── Given data ──

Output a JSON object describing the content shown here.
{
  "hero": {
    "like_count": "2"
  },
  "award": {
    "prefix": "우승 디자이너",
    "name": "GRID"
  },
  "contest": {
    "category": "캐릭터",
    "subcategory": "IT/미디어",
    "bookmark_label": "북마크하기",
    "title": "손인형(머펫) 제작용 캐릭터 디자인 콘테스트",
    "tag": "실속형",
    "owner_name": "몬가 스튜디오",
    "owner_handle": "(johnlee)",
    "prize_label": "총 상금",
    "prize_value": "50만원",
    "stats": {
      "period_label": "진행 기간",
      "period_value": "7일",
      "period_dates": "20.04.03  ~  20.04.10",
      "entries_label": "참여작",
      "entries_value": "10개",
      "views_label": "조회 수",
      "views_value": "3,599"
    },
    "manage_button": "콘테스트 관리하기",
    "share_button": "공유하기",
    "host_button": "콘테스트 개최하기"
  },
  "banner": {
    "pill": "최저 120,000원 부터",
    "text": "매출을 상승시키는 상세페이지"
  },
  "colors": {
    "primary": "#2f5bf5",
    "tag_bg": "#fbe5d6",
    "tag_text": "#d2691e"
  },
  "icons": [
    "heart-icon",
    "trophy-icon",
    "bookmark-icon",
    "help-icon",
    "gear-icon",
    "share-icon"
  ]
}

───

**Problem to solve**
Output all of the data above without any alteration.

**Answer to the task**
Output a JSON object describing the content shown here.
{
  "hero": {
    "like_count": "2"
  },
  "award": {
    "prefix": "우승 디자이너",
    "name": "GRID"
  },
  "contest": {
    "category": "캐릭터",
    "subcategory": "IT/미디어",
    "bookmark_label": "북마크하기",
    "title": "손인형(머펫) 제작용 캐릭터 디자인 콘테스트",
    "tag": "실속형",
    "owner_name": "몬가 스튜디오",
    "owner_handle": "(johnlee)",
    "prize_label": "총 상금",
    "prize_value": "50만원",
    "stats": {
      "period_label": "진행 기간",
      "period_value": "7일",
      "period_dates": "20.04.03  ~  20.04.10",
      "entries_label": "참여작",
      "entries_value": "10개",
      "views_label": "조회 수",
      "views_value": "3,599"
    },
    "manage_button": "콘테스트 관리하기",
    "share_button": "공유하기",
    "host_button": "콘테스트 개최하기"
  },
  "banner": {
    "pill": "최저 120,000원 부터",
    "text": "매출을 상승시키는 상세페이지"
  },
  "colors": {
    "primary": "#2f5bf5",
    "tag_bg": "#fbe5d6",
    "tag_text": "#d2691e"
  },
  "icons": [
    "heart-icon",
    "trophy-icon",
    "bookmark-icon",
    "help-icon",
    "gear-icon",
    "share-icon"
  ]
}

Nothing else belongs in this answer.